* Start *

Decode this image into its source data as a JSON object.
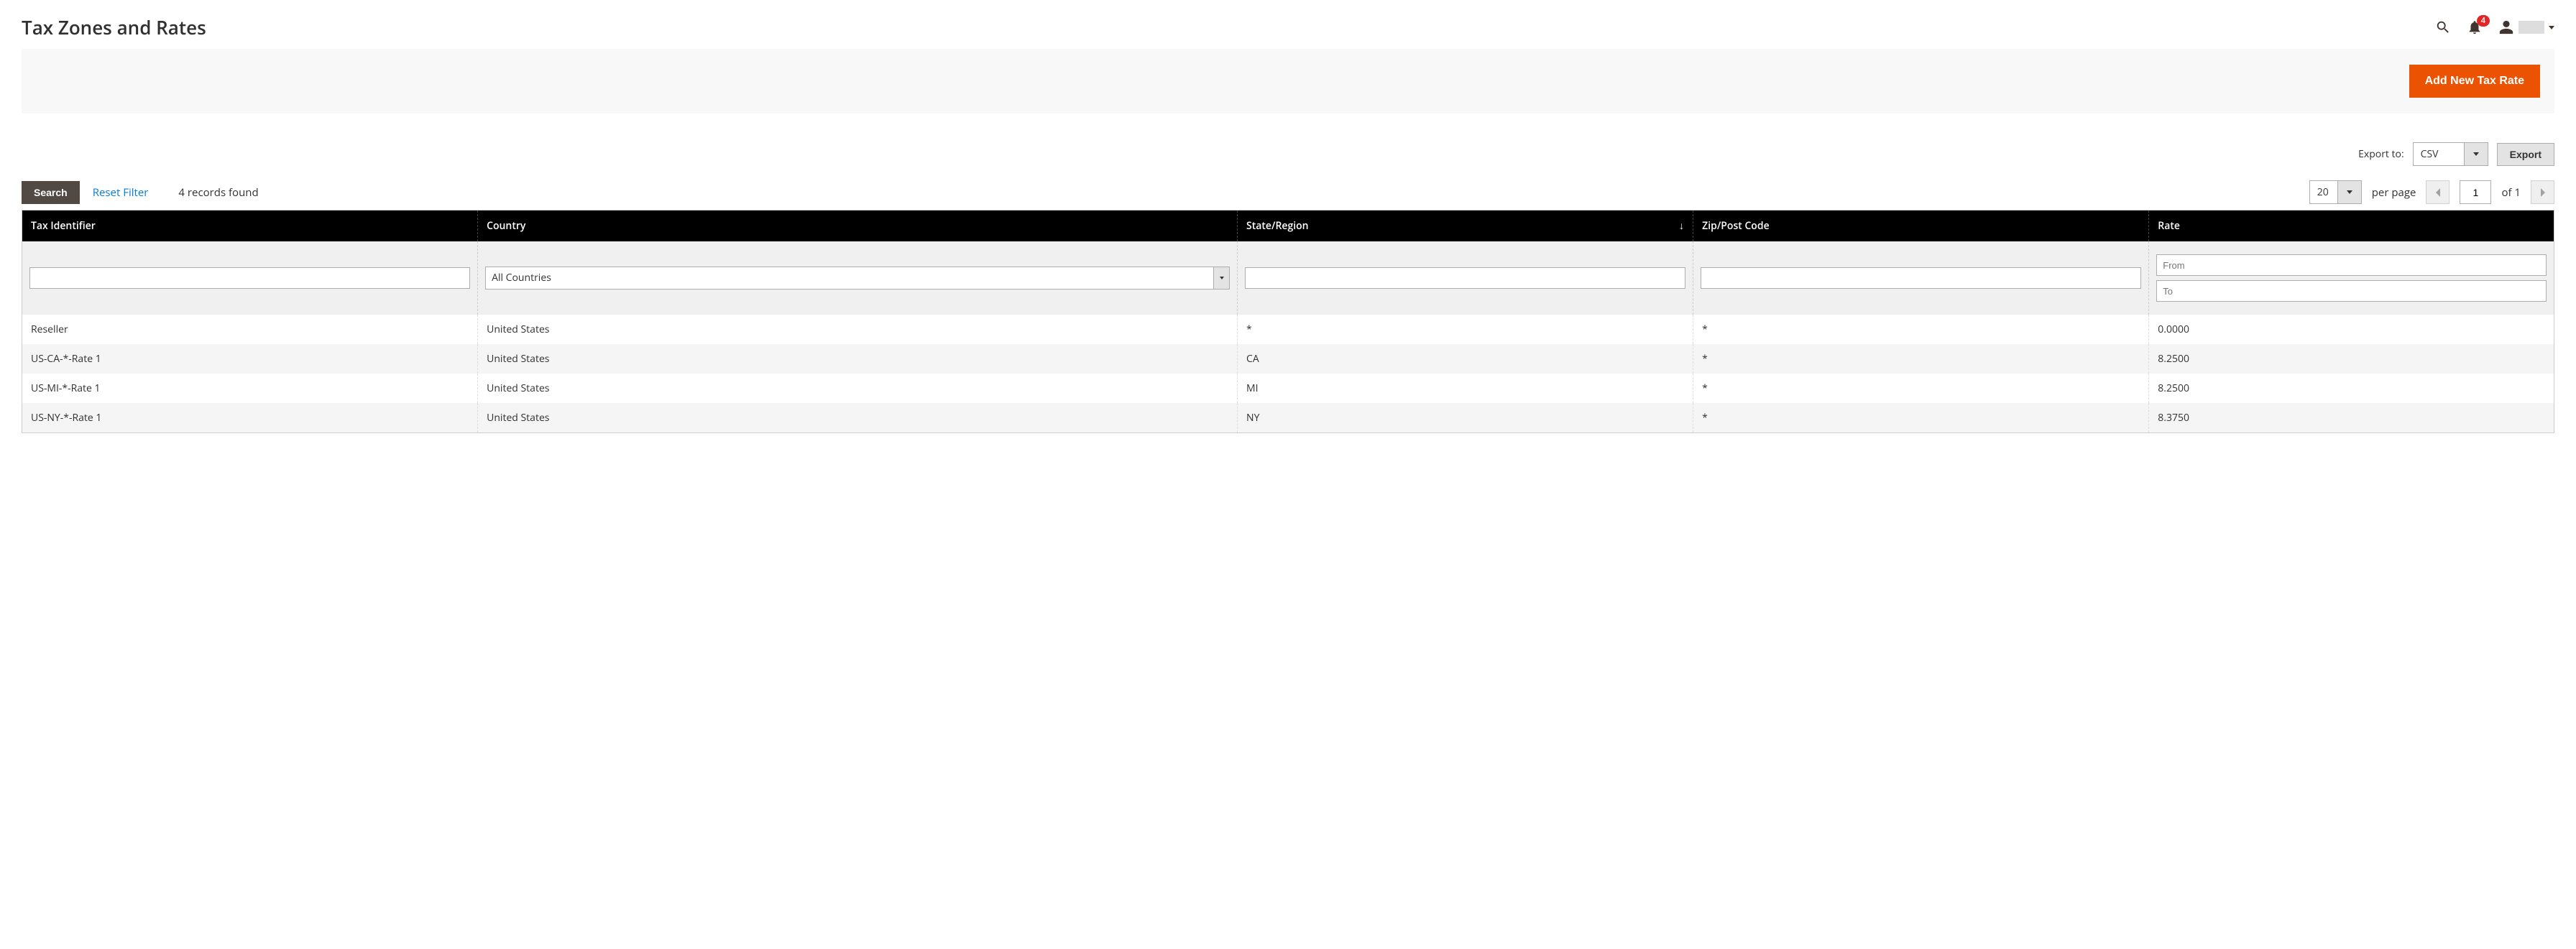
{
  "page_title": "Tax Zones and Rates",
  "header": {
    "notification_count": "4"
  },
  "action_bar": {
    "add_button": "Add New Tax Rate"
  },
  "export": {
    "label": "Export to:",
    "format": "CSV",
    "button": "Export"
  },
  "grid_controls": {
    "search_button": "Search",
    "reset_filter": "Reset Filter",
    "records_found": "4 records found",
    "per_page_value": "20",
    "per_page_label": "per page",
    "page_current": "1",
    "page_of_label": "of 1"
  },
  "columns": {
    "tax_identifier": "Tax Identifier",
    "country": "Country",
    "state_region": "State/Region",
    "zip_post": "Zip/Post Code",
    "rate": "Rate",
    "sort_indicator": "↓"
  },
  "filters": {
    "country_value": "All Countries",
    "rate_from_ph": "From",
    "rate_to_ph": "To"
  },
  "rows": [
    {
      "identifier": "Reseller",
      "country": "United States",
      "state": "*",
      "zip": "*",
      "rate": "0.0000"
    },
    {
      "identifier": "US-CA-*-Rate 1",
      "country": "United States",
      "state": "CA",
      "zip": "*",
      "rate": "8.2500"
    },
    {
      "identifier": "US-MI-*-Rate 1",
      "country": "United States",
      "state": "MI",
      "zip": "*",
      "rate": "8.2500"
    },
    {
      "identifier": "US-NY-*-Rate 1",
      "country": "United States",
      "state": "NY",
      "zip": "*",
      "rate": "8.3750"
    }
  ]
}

* End *

Please set down each line of the data above exactly as written, without the pictures.

Decode this image into its source data as a JSON object.
{
  "page_title": "Tax Zones and Rates",
  "header": {
    "notification_count": "4"
  },
  "action_bar": {
    "add_button": "Add New Tax Rate"
  },
  "export": {
    "label": "Export to:",
    "format": "CSV",
    "button": "Export"
  },
  "grid_controls": {
    "search_button": "Search",
    "reset_filter": "Reset Filter",
    "records_found": "4 records found",
    "per_page_value": "20",
    "per_page_label": "per page",
    "page_current": "1",
    "page_of_label": "of 1"
  },
  "columns": {
    "tax_identifier": "Tax Identifier",
    "country": "Country",
    "state_region": "State/Region",
    "zip_post": "Zip/Post Code",
    "rate": "Rate",
    "sort_indicator": "↓"
  },
  "filters": {
    "country_value": "All Countries",
    "rate_from_ph": "From",
    "rate_to_ph": "To"
  },
  "rows": [
    {
      "identifier": "Reseller",
      "country": "United States",
      "state": "*",
      "zip": "*",
      "rate": "0.0000"
    },
    {
      "identifier": "US-CA-*-Rate 1",
      "country": "United States",
      "state": "CA",
      "zip": "*",
      "rate": "8.2500"
    },
    {
      "identifier": "US-MI-*-Rate 1",
      "country": "United States",
      "state": "MI",
      "zip": "*",
      "rate": "8.2500"
    },
    {
      "identifier": "US-NY-*-Rate 1",
      "country": "United States",
      "state": "NY",
      "zip": "*",
      "rate": "8.3750"
    }
  ]
}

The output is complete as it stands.